• Text excerpt:
Junseong and Sheldon were gone.
Problem 41 (More Practice With Universal Quantifiers)
For each $n\in \mathbb{N}$, define $\ds a_n = \frac{n-1}{n}$. Only one of the statements below is true. Rewrite each statement using the quantifiers $\forall$ and $\exists$. Then determine which statement is true, prove that statement is true, and then prove the other statement is false.
- For each real number $\varepsilon>0$, there exists $N\in \mathbb{N}$ such that for every $n\in \mathbb{N}$, if $n>N$ then $\ds \left|a_n-0\right|<\varepsilon$.
- For each real number $\varepsilon>0$, there exists $N\in \mathbb{N}$ such that for every $n\in \mathbb{N}$, if $n>N$ then $\ds \left|a_n-1\right|<\varepsilon$.
Conjecture 41.5
Let $S$ and $T$ be bounded sets of real numbers, and let $x\in\mathbb{R}$. Define the set $-S$ as $-S=\{-s\mid s\in S\}$. Define the set $x+S$ as $x+S=\{x+s\mid s\in S\}$. Define the set $S+T$ as $S+T=\{s+t\mid s\in S,t\in T\}$. Prove the following:
- $\inf(-S)=-\sup S$
- $\sup(-S)=-\inf S$
- $\inf(x+S)=x+\inf S$
- $\sup(x+S)=x+\sup S$
- $\inf(S+T)=\inf T+\inf S$
- $\sup(S+T)=\sup S+\sup T$
We use Cartesian products all the time without realizing it. When we look for relationships between two groups, we are looking at a subset of a Cartesian product. Family history involves looking at a Cartesian product. For example, we could let $A$ and $B$ both be the set of all humans that have lived on the planet. In our family tree, we often care to know when person $x$ descends from person $y$. One goal of family history is to determine all the pairs $(x,y)$ where person $x$ descends from person $y$. This is a subset of $A\times B$. Similarly, any time we start grouping objects together from two sets, we're formally stating a relationship between the two sets and looking for a subset of the Cartesian product. We call these subsets relations.

• Provided material:
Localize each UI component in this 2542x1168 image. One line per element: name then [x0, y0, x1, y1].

• Given request 1: Print the part of the math excerpt starting with "Junseong and Sheldon" and going on through "statement is false.".
• Given request 2:
Answer these questions from the math excerpt:
(a) How many of the two statements in Problem 41 are true?
(b) In the family history example, what set are $A$ and $B$ both taken to be?
(c) What name is given to subsets of a Cartesian product?
• Given request 3: Pick up the math excerpt after its final sentence and continue it.

• Written response 1:
Junseong and Sheldon were gone.
Problem 41 (More Practice With Universal Quantifiers)
For each $n\in \mathbb{N}$, define $\ds a_n = \frac{n-1}{n}$. Only one of the statements below is true. Rewrite each statement using the quantifiers $\forall$ and $\exists$. Then determine which statement is true, prove that statement is true, and then prove the other statement is false.

• Written response 2:
(a) Only one.
(b) The set of all humans that have lived on the planet.
(c) Relations.

• Written response 3:
Definition (Relation Between Two Sets)
Let $A$ and $B$ be sets. A relation $\mathrm{R}$ between $A$ and $B$ is a subset of $A\times B$, so $\mathrm{R}\subseteq A\times B$. Given $a\in A$ and $b\in B$, we write $(a,b)\in\mathrm{R}$ precisely when $a$ is related to $b$.
A function is one important kind of relation that we've been studying since middle school. Here's a formal definition.
Definition (Function)
Let $A$ and $B$ be sets. A function $f$ from $A$ into $B$, written $f:A\to B$, is a relation between $A$ and $B$ (so $f\subseteq A\times B$) such that for every $x\in A$, there exists a unique $y\in B$ such that $(x,y)\in f$. When $f$ is a function from $A$ into $B$, we'll use the notation $y=f(x)$ or $f(x)=y$ rather than the more cumbersome notation $(x,y)\in f$ used for sets.
Problem 42: (Which Relations Are Functions)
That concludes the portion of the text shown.